**PROVIDED PASSAGE**.

☆ ☆ ☆ ☆

Ensure pipenv installs packages in the virtual environment of the current project. This forces the virtual environment to be created inside the project directory (in .venv
).
export PIPENV_VENV_IN_PROJECT=1
Modify the value for HF_TOKEN to reflect your Hugging Face token and replace value for PROJECT_PATH to reflect where you have cloned this project
HF_TOKEN=hf_XXXX
PROJECT_PATH=D:\gitprojects
Create a Conda environment with Python 3.11.11
conda create --prefix ./.venv python=3.11.11
Install the required packages using pipenv.
pipenv install
llm_apps\oh_sheet_its_spark\app.ipynb
Gradio app will then open in the browser . Use upload button to select spreadsheet you want to convert to pyspark & the app immediately generates the pyspark equivalent code.If you want some more ad-hoc changes , use the message textarea to describe your specific changes
Simply change value of the variable inf_mdl_nm currently to "Qwen/Qwen2.5-Coder-32B-Instruct"
inf_mdl_nm = "Qwen/Qwen2.5-Coder-32B-Instruct"
If you want to switch to your own privately deployed or locally quantised model simply replace the below 2 method invocations with your own method which invokes the LLM passing the message variables initial_msg and msg_history to the 2 different calls
cd_resp = generate_responses_from_inf(hf_token, initial_msg, inf_mdl_nm, 5000)
bot_response = generate_responses_from_inf(hf_token, msg_history, inf_mdl_nm, 5000)
You can use the below file path in the project to test uploads:
datasets\test_datasets\SalesData1.xlsx

☆ ☆ ☆ ☆

**INSTRUCTIONS**.
a) Reproduce the setup guide word for word, starting at "If you want to" and ending at "msg_history, inf_mdl_nm, 5000)".
b) In the setup guide, which Python version is the Conda environment created with?
These entries come from a source other than the setup guide.

Entries excerpted from a collection:
☆ ☆ ☆ ☆

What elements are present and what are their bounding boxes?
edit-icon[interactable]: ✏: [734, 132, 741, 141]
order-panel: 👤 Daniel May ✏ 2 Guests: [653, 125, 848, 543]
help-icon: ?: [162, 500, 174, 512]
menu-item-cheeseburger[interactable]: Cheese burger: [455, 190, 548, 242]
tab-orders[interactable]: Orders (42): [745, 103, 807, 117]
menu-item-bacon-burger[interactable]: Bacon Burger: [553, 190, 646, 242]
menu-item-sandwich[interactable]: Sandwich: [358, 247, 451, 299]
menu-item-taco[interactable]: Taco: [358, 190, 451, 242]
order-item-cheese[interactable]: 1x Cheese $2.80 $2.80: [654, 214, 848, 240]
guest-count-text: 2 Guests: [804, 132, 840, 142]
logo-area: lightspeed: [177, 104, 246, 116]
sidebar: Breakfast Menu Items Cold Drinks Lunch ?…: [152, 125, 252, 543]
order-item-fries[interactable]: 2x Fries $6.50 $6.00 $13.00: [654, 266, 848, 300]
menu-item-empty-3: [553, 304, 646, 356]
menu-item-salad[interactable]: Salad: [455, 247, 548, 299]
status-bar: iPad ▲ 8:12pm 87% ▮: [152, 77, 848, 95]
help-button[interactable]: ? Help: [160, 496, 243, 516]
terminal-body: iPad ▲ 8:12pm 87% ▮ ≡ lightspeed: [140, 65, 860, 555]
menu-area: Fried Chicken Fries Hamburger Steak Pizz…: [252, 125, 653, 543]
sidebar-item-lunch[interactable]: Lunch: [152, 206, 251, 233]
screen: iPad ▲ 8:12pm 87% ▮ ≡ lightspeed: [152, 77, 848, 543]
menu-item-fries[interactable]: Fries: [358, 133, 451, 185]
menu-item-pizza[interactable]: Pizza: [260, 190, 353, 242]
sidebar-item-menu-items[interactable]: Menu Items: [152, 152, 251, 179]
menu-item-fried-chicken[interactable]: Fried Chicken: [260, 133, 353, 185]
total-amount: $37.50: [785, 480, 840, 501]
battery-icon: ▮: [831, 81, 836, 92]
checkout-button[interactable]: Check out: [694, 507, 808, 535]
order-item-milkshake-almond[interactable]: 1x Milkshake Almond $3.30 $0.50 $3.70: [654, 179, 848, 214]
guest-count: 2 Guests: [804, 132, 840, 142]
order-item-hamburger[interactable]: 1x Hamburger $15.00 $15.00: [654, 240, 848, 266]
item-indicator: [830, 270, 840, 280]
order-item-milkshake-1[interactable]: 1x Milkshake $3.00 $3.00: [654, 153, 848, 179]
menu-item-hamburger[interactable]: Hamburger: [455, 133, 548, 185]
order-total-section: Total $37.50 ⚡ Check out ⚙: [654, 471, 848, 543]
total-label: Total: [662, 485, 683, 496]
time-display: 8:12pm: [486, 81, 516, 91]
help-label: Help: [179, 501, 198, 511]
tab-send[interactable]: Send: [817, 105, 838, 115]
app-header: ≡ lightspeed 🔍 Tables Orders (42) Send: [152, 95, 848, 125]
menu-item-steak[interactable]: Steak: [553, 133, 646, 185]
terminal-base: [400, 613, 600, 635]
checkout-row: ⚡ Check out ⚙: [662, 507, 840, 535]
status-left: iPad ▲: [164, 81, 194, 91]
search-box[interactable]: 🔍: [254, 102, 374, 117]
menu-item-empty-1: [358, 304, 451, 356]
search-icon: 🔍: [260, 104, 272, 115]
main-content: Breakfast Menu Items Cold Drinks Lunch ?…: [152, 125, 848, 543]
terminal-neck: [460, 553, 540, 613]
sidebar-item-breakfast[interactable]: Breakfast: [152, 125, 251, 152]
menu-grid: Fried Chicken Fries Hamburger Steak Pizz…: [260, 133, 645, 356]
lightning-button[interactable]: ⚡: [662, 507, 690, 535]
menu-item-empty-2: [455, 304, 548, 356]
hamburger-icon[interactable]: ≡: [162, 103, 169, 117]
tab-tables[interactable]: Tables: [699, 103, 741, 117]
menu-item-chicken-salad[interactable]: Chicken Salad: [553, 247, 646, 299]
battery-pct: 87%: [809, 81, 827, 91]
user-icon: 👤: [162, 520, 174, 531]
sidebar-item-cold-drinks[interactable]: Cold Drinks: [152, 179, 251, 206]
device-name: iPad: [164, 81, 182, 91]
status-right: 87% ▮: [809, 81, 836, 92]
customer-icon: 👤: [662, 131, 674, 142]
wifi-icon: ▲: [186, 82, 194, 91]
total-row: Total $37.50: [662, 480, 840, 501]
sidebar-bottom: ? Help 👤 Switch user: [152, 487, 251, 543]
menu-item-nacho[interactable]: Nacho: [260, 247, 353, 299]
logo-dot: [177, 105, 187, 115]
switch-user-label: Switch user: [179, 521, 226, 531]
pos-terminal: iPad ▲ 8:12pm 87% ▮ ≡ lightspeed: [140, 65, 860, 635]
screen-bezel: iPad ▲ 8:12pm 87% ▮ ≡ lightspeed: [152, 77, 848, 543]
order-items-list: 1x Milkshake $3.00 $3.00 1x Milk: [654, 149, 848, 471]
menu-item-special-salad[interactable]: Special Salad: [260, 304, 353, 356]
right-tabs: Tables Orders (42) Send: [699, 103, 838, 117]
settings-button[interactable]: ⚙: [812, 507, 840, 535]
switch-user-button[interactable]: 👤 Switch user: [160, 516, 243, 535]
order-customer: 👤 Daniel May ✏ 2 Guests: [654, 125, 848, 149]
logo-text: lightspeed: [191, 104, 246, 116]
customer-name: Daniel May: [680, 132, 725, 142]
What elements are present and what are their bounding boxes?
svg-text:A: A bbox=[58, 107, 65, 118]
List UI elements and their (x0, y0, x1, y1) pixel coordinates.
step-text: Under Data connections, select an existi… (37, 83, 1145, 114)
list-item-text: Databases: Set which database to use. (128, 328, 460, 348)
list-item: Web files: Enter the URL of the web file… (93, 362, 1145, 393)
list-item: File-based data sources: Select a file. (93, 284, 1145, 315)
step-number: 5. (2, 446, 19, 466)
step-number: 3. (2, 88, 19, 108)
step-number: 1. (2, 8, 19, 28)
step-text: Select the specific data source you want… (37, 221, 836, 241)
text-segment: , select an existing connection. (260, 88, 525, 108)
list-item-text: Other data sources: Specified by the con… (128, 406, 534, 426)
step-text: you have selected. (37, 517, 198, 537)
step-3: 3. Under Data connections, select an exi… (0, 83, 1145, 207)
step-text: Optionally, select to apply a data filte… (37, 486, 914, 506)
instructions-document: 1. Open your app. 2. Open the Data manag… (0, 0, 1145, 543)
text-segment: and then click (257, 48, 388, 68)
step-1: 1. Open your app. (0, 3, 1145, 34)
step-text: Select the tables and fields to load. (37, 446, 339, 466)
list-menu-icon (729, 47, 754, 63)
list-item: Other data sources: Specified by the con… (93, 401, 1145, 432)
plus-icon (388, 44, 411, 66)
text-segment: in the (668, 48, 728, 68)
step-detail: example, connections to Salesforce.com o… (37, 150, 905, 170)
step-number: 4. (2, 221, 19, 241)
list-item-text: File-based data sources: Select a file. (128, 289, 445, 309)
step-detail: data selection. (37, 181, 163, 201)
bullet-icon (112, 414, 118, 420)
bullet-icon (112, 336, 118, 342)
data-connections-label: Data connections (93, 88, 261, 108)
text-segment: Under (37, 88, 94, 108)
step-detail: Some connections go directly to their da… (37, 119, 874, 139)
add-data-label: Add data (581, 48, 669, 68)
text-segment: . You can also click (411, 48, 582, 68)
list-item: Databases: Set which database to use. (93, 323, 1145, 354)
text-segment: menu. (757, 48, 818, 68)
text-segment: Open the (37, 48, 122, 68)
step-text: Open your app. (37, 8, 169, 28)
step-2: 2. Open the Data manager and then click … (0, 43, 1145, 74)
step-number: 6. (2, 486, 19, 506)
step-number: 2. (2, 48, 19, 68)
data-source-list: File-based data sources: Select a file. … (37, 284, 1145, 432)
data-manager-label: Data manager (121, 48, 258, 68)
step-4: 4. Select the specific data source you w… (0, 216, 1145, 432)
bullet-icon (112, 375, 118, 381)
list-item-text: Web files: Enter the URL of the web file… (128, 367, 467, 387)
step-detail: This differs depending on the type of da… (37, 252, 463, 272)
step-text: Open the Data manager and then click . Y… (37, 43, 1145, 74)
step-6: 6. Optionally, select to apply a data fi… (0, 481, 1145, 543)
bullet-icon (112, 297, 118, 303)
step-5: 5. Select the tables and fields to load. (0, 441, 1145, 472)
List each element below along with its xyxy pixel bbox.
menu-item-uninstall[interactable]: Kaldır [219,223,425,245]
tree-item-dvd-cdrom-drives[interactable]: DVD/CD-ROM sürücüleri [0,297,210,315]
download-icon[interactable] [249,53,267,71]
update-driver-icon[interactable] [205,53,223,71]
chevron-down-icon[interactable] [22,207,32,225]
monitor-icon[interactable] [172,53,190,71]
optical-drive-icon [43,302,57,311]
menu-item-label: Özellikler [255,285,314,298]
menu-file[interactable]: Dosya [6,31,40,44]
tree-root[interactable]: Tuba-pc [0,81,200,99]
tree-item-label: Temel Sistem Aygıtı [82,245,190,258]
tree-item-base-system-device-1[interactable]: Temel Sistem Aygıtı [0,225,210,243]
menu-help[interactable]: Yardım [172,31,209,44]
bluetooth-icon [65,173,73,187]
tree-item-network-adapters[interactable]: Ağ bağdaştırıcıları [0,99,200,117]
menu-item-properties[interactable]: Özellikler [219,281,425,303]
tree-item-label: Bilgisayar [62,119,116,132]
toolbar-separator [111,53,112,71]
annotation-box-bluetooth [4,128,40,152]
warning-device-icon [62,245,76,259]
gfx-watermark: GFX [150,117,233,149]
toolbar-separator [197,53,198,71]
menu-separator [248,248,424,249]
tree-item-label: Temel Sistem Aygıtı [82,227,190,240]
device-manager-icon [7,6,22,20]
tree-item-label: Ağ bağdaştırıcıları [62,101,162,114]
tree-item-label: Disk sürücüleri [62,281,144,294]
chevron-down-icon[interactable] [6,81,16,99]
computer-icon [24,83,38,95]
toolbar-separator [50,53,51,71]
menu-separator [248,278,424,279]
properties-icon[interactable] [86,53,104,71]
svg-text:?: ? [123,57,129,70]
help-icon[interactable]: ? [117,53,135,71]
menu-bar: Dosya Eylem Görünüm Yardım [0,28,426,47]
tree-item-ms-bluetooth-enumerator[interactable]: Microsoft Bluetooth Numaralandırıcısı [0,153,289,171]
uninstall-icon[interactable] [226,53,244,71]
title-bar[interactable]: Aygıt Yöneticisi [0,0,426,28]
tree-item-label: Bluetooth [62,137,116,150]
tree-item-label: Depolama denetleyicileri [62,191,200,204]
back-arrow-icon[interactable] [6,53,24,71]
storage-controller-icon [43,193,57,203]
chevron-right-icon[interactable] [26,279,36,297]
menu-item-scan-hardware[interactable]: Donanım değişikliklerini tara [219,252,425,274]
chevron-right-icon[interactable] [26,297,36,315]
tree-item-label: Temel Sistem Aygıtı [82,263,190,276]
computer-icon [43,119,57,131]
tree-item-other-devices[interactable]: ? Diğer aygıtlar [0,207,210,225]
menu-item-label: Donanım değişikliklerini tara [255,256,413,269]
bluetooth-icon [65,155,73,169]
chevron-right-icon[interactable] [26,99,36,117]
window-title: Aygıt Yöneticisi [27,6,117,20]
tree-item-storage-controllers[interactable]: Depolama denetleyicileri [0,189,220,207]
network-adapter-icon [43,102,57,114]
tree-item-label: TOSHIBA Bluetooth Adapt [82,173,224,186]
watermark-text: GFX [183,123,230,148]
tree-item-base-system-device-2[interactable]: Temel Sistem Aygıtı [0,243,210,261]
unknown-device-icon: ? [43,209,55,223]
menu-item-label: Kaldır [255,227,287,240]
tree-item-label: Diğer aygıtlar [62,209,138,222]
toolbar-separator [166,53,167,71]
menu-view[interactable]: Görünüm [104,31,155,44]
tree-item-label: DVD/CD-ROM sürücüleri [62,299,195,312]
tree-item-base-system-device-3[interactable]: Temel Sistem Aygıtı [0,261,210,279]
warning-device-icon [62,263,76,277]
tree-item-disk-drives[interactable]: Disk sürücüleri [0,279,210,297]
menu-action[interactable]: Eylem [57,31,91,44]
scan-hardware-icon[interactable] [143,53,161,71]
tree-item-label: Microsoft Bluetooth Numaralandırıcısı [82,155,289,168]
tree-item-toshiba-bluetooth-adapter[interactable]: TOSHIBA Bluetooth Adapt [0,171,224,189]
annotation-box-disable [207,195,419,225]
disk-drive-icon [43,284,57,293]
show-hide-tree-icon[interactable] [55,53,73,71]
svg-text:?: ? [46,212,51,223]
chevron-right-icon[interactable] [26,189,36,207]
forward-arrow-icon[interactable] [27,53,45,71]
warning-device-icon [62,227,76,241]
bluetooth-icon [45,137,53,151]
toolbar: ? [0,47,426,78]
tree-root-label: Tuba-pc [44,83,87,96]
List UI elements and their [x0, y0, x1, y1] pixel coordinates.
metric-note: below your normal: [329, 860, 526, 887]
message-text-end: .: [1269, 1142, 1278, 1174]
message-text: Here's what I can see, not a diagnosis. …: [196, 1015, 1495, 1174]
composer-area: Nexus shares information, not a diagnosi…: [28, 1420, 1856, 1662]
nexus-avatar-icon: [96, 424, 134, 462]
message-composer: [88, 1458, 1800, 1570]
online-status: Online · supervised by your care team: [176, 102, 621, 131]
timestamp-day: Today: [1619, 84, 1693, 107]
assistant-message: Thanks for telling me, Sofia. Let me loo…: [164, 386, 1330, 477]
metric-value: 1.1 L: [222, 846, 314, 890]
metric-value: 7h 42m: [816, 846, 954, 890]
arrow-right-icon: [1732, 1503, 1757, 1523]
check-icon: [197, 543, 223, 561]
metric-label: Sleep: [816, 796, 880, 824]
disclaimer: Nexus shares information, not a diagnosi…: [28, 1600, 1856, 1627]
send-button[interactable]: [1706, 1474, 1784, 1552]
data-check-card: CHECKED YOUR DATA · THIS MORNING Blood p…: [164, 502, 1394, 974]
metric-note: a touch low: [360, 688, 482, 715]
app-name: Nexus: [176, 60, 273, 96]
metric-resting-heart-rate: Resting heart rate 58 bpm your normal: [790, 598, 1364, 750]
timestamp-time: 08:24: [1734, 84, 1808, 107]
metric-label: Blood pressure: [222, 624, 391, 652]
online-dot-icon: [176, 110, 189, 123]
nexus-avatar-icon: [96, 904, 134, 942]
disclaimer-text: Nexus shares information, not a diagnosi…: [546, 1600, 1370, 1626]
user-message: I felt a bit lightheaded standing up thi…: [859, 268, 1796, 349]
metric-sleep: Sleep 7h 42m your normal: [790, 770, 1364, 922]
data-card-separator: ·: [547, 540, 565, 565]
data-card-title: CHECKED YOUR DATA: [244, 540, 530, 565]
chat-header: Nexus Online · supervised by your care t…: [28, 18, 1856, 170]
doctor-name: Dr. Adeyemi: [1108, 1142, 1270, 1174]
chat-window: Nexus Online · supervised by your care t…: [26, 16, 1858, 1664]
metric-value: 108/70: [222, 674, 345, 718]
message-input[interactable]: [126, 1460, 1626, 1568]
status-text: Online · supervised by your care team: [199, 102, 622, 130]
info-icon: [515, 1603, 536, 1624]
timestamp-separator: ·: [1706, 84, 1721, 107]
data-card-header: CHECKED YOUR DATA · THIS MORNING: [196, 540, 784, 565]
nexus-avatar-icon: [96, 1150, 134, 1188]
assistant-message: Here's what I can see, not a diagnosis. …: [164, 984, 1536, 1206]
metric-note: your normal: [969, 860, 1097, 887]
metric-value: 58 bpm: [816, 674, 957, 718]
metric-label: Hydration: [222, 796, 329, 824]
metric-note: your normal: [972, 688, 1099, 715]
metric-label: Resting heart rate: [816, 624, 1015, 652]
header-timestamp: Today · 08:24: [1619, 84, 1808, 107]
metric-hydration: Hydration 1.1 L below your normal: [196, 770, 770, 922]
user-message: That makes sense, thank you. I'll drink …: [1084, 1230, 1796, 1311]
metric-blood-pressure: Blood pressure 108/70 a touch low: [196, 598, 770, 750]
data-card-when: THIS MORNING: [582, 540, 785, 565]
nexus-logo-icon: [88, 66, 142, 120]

☆ ☆ ☆ ☆

**RESULTS OF THE EXERCISE**.
a)
If you want to switch to your own privately deployed or locally quantised model simply replace the below 2 method invocations with your own method which invokes the LLM passing the message variables initial_msg and msg_history to the 2 different calls
cd_resp = generate_responses_from_inf(hf_token, initial_msg, inf_mdl_nm, 5000)
bot_response = generate_responses_from_inf(hf_token, msg_history, inf_mdl_nm, 5000)

b) Python 3.11.11